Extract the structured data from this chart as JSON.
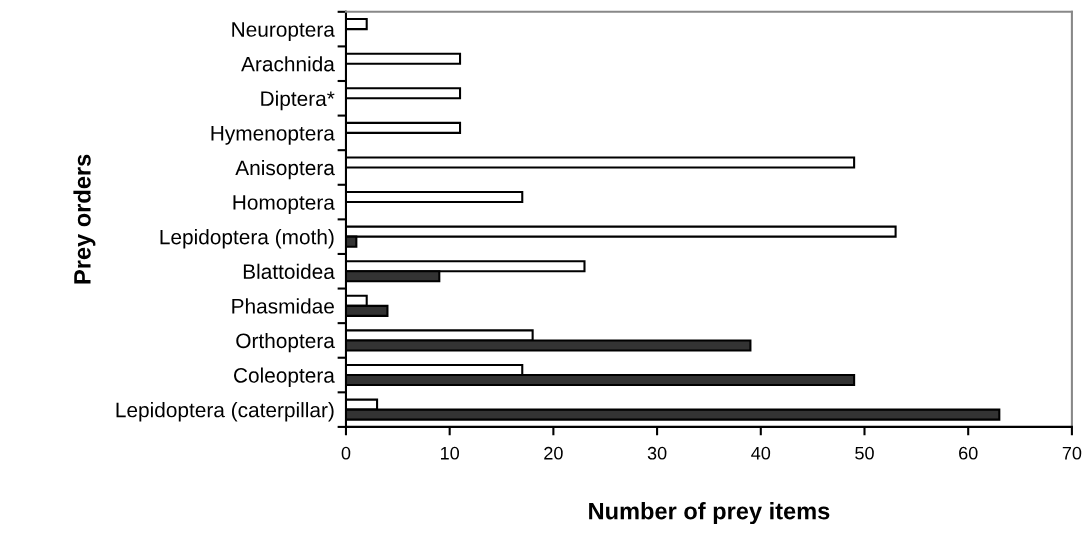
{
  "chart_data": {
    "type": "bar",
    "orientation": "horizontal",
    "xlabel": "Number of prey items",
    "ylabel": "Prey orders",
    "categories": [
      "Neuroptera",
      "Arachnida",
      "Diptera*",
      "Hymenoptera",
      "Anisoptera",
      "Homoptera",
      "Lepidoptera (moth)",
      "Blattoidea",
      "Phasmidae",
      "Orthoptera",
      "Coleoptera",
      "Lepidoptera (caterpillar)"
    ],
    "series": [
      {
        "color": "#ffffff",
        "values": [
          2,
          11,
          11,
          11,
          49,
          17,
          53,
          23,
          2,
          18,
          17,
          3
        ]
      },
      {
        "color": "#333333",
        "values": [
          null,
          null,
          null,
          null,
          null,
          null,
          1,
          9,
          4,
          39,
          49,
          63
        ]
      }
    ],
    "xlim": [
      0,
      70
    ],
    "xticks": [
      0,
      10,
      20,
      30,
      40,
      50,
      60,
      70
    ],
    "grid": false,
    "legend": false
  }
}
..........
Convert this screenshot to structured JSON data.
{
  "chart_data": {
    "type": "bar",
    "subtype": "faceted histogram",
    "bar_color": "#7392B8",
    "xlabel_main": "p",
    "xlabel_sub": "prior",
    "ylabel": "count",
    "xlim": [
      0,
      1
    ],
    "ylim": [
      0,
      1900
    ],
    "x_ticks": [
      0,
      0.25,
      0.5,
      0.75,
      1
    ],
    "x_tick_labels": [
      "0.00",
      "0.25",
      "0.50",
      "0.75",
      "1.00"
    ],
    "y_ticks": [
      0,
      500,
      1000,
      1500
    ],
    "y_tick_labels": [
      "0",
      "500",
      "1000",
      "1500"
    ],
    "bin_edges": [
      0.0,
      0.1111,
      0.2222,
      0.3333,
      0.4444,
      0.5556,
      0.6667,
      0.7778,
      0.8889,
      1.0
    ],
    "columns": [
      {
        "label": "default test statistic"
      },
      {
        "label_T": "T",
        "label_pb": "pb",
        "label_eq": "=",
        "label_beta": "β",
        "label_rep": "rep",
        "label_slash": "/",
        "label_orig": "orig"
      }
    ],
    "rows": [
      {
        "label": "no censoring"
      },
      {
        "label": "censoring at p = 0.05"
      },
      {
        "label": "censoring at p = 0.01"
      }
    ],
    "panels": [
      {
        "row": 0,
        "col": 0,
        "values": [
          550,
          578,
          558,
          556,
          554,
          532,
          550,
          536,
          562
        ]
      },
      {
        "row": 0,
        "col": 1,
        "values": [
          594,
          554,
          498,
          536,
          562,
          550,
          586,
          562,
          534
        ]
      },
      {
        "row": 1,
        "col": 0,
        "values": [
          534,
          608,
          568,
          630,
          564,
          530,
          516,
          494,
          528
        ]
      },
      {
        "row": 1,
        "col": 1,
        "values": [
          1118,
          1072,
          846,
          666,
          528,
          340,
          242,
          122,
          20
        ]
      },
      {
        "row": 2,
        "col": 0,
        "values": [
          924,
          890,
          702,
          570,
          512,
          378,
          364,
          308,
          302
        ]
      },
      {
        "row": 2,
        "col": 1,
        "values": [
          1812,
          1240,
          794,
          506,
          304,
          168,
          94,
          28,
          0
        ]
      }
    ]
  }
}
..........
Using the entries above, find all lines with "censoring". Copy them.

** Task result **
        "label": "no censoring"
        "label": "censoring at p = 0.05"
        "label": "censoring at p = 0.01"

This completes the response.